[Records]
******

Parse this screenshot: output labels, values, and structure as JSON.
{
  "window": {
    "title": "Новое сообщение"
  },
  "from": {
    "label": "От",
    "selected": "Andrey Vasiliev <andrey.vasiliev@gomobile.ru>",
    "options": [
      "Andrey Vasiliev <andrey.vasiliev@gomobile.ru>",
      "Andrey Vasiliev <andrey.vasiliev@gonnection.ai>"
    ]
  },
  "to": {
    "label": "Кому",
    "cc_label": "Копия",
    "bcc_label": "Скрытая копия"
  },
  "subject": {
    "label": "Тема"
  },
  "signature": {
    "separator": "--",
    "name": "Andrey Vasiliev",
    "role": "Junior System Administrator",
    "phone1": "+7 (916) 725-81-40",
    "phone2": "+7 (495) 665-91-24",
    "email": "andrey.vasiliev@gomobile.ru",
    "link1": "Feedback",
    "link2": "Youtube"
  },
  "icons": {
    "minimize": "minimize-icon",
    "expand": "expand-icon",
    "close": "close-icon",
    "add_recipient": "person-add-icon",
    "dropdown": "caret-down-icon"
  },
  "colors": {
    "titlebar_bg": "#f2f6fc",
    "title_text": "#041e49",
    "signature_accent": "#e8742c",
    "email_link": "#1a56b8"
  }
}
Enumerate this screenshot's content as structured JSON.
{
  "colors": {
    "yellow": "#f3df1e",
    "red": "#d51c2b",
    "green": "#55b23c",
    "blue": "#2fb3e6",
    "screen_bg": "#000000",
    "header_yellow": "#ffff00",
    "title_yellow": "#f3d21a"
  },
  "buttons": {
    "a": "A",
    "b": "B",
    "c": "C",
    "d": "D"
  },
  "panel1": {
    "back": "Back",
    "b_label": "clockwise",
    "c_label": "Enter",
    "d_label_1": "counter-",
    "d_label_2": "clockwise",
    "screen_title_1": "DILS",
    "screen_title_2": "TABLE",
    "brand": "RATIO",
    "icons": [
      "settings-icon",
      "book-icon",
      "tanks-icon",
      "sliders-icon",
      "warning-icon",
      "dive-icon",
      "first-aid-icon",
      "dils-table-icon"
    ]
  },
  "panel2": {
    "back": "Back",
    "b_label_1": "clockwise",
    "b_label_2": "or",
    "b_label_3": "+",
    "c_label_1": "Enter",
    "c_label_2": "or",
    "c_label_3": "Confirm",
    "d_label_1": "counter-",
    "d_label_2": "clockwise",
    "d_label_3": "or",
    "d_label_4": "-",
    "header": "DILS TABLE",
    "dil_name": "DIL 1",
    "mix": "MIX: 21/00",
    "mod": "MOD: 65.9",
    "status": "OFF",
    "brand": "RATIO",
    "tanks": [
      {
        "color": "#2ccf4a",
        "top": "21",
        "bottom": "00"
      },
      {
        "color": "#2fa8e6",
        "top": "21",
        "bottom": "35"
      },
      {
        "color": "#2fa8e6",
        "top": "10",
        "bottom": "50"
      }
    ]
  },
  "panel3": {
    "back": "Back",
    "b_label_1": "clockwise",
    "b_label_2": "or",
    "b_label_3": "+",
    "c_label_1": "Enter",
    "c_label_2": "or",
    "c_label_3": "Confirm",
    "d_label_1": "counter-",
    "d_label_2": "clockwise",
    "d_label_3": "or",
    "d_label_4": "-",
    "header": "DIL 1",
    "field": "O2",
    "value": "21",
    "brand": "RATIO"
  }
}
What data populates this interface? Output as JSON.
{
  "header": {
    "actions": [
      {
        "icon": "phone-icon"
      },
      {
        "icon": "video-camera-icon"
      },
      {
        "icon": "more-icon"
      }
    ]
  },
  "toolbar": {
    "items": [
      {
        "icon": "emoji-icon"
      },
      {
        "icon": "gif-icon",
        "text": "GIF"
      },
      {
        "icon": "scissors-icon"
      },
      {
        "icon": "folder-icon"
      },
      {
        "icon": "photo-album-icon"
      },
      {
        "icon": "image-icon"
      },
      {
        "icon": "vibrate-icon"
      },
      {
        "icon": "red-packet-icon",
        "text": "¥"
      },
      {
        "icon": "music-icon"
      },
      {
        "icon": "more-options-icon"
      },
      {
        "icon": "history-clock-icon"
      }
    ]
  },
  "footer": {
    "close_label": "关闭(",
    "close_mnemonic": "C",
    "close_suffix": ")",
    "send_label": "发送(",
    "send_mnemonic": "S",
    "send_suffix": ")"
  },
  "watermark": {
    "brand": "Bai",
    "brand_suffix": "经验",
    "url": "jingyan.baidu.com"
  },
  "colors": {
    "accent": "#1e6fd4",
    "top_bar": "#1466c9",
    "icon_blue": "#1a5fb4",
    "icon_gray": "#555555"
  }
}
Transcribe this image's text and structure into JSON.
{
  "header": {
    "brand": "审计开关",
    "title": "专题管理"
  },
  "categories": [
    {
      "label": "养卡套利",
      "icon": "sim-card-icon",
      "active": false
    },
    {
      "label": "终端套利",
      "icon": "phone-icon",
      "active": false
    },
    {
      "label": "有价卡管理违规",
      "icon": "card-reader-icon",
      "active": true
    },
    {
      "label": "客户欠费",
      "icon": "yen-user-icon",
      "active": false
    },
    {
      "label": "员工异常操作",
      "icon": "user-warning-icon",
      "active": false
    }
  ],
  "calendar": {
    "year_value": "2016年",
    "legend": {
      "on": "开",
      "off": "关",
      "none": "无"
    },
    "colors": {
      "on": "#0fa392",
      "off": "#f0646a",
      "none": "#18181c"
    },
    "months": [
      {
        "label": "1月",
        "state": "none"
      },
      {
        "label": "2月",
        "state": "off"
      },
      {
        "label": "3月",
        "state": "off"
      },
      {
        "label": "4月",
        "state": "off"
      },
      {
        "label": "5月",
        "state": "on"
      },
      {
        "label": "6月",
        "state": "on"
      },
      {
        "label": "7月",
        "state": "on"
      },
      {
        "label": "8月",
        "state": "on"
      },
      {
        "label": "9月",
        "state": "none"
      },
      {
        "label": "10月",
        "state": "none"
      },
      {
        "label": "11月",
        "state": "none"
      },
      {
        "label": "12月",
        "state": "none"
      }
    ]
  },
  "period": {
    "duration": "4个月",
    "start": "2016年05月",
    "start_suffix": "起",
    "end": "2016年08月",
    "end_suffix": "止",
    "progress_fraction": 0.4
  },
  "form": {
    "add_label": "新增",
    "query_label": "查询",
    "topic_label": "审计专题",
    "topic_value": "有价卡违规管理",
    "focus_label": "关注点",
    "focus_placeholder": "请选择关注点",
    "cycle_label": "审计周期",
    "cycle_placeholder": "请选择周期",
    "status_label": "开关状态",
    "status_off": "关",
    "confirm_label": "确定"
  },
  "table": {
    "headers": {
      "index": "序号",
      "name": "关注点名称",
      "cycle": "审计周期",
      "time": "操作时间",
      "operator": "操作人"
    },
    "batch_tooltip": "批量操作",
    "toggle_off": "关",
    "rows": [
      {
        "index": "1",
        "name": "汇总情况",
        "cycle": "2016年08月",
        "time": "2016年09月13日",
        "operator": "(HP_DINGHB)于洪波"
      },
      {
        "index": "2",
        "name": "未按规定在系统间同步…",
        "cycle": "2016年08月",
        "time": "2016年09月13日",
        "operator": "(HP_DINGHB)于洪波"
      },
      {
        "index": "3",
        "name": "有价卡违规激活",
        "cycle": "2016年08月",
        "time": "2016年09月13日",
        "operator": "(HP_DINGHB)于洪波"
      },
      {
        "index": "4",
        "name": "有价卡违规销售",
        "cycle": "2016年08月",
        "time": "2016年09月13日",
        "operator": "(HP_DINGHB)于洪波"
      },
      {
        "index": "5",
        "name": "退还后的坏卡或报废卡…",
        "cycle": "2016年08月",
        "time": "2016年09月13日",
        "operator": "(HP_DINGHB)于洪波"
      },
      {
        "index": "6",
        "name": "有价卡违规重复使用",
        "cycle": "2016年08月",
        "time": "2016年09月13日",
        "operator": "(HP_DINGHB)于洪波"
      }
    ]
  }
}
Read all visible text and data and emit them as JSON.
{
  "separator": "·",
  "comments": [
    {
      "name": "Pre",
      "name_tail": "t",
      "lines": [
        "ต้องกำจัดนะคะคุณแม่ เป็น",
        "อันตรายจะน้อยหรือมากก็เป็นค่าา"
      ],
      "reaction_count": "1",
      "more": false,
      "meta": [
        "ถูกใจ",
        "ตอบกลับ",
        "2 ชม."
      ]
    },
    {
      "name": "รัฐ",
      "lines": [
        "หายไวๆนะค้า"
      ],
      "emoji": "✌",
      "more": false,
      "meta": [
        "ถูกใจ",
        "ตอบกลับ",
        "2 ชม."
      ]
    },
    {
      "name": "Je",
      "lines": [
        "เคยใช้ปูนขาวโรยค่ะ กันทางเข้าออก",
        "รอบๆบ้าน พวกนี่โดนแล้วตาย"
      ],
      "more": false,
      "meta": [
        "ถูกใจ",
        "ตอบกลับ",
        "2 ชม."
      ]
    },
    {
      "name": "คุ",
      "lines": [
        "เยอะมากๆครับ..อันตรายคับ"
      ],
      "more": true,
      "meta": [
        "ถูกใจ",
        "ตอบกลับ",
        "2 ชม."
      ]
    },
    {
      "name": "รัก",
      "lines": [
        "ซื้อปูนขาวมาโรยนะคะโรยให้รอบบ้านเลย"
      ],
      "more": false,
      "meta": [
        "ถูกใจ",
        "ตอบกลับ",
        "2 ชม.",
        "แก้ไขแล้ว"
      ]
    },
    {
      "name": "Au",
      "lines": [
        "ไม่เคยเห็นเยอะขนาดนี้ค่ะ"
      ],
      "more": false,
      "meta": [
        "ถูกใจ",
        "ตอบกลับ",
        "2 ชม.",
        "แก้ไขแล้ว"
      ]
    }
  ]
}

******

▸ **Set problem**
Say the number of lines in the records above that include the string "data", and no more.

▸ **Solution**
2